— START OF ENTRIES —
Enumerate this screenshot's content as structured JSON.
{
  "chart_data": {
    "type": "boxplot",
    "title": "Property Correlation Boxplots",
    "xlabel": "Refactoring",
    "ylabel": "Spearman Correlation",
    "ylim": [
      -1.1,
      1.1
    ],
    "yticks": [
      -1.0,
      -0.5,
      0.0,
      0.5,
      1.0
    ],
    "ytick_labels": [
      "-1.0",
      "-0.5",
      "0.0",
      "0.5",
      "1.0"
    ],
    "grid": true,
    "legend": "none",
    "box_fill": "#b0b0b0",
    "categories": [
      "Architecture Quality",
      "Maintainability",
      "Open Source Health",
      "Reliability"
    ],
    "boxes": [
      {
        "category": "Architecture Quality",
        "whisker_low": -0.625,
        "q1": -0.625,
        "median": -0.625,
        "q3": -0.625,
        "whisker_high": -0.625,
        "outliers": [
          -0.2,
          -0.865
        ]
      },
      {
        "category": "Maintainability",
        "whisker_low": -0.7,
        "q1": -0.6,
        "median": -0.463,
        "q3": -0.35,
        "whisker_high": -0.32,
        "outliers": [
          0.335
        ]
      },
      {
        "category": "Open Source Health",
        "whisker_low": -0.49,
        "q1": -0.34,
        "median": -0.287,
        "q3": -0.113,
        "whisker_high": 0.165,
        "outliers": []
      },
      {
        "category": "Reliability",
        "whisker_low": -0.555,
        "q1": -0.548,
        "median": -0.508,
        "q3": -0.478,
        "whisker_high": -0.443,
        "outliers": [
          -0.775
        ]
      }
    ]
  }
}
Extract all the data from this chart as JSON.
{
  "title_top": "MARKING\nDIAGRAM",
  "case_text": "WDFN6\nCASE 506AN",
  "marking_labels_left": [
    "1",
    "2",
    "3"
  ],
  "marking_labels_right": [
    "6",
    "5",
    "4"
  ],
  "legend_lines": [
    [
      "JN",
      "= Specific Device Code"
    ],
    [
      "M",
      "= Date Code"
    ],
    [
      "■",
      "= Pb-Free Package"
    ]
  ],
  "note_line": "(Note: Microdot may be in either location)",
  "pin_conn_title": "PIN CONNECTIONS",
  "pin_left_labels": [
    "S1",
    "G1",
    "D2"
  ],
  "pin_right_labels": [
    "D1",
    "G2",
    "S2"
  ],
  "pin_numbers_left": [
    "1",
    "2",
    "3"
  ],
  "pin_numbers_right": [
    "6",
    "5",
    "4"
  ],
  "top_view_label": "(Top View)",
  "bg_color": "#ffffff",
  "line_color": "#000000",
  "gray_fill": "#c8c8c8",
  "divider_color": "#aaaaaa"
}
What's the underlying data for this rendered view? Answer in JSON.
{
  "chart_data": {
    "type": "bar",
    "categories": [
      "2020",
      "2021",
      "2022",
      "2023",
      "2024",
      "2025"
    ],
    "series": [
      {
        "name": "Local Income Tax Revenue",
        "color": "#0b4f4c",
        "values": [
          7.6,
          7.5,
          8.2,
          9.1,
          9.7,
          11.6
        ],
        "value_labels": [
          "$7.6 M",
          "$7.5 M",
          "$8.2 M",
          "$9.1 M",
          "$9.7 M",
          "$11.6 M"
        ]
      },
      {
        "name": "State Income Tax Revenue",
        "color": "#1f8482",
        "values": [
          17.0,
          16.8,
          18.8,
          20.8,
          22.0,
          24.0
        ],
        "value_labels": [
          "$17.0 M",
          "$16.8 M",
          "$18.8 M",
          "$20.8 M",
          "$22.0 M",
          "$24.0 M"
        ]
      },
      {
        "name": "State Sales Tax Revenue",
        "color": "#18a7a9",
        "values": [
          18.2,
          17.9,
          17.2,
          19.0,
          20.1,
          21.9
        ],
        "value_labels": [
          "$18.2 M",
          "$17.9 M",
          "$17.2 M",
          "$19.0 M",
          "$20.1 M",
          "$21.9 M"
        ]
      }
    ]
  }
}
— END OF ENTRIES —
→ **SET EXERCISE**
All of the entries must be quoted exactly; please include each one.

→ **TASK RESPONSE**
Enumerate this screenshot's content as structured JSON.
{
  "chart_data": {
    "type": "boxplot",
    "title": "Property Correlation Boxplots",
    "xlabel": "Refactoring",
    "ylabel": "Spearman Correlation",
    "ylim": [
      -1.1,
      1.1
    ],
    "yticks": [
      -1.0,
      -0.5,
      0.0,
      0.5,
      1.0
    ],
    "ytick_labels": [
      "-1.0",
      "-0.5",
      "0.0",
      "0.5",
      "1.0"
    ],
    "grid": true,
    "legend": "none",
    "box_fill": "#b0b0b0",
    "categories": [
      "Architecture Quality",
      "Maintainability",
      "Open Source Health",
      "Reliability"
    ],
    "boxes": [
      {
        "category": "Architecture Quality",
        "whisker_low": -0.625,
        "q1": -0.625,
        "median": -0.625,
        "q3": -0.625,
        "whisker_high": -0.625,
        "outliers": [
          -0.2,
          -0.865
        ]
      },
      {
        "category": "Maintainability",
        "whisker_low": -0.7,
        "q1": -0.6,
        "median": -0.463,
        "q3": -0.35,
        "whisker_high": -0.32,
        "outliers": [
          0.335
        ]
      },
      {
        "category": "Open Source Health",
        "whisker_low": -0.49,
        "q1": -0.34,
        "median": -0.287,
        "q3": -0.113,
        "whisker_high": 0.165,
        "outliers": []
      },
      {
        "category": "Reliability",
        "whisker_low": -0.555,
        "q1": -0.548,
        "median": -0.508,
        "q3": -0.478,
        "whisker_high": -0.443,
        "outliers": [
          -0.775
        ]
      }
    ]
  }
}
Extract all the data from this chart as JSON.
{
  "title_top": "MARKING\nDIAGRAM",
  "case_text": "WDFN6\nCASE 506AN",
  "marking_labels_left": [
    "1",
    "2",
    "3"
  ],
  "marking_labels_right": [
    "6",
    "5",
    "4"
  ],
  "legend_lines": [
    [
      "JN",
      "= Specific Device Code"
    ],
    [
      "M",
      "= Date Code"
    ],
    [
      "■",
      "= Pb-Free Package"
    ]
  ],
  "note_line": "(Note: Microdot may be in either location)",
  "pin_conn_title": "PIN CONNECTIONS",
  "pin_left_labels": [
    "S1",
    "G1",
    "D2"
  ],
  "pin_right_labels": [
    "D1",
    "G2",
    "S2"
  ],
  "pin_numbers_left": [
    "1",
    "2",
    "3"
  ],
  "pin_numbers_right": [
    "6",
    "5",
    "4"
  ],
  "top_view_label": "(Top View)",
  "bg_color": "#ffffff",
  "line_color": "#000000",
  "gray_fill": "#c8c8c8",
  "divider_color": "#aaaaaa"
}
What's the underlying data for this rendered view? Answer in JSON.
{
  "chart_data": {
    "type": "bar",
    "categories": [
      "2020",
      "2021",
      "2022",
      "2023",
      "2024",
      "2025"
    ],
    "series": [
      {
        "name": "Local Income Tax Revenue",
        "color": "#0b4f4c",
        "values": [
          7.6,
          7.5,
          8.2,
          9.1,
          9.7,
          11.6
        ],
        "value_labels": [
          "$7.6 M",
          "$7.5 M",
          "$8.2 M",
          "$9.1 M",
          "$9.7 M",
          "$11.6 M"
        ]
      },
      {
        "name": "State Income Tax Revenue",
        "color": "#1f8482",
        "values": [
          17.0,
          16.8,
          18.8,
          20.8,
          22.0,
          24.0
        ],
        "value_labels": [
          "$17.0 M",
          "$16.8 M",
          "$18.8 M",
          "$20.8 M",
          "$22.0 M",
          "$24.0 M"
        ]
      },
      {
        "name": "State Sales Tax Revenue",
        "color": "#18a7a9",
        "values": [
          18.2,
          17.9,
          17.2,
          19.0,
          20.1,
          21.9
        ],
        "value_labels": [
          "$18.2 M",
          "$17.9 M",
          "$17.2 M",
          "$19.0 M",
          "$20.1 M",
          "$21.9 M"
        ]
      }
    ]
  }
}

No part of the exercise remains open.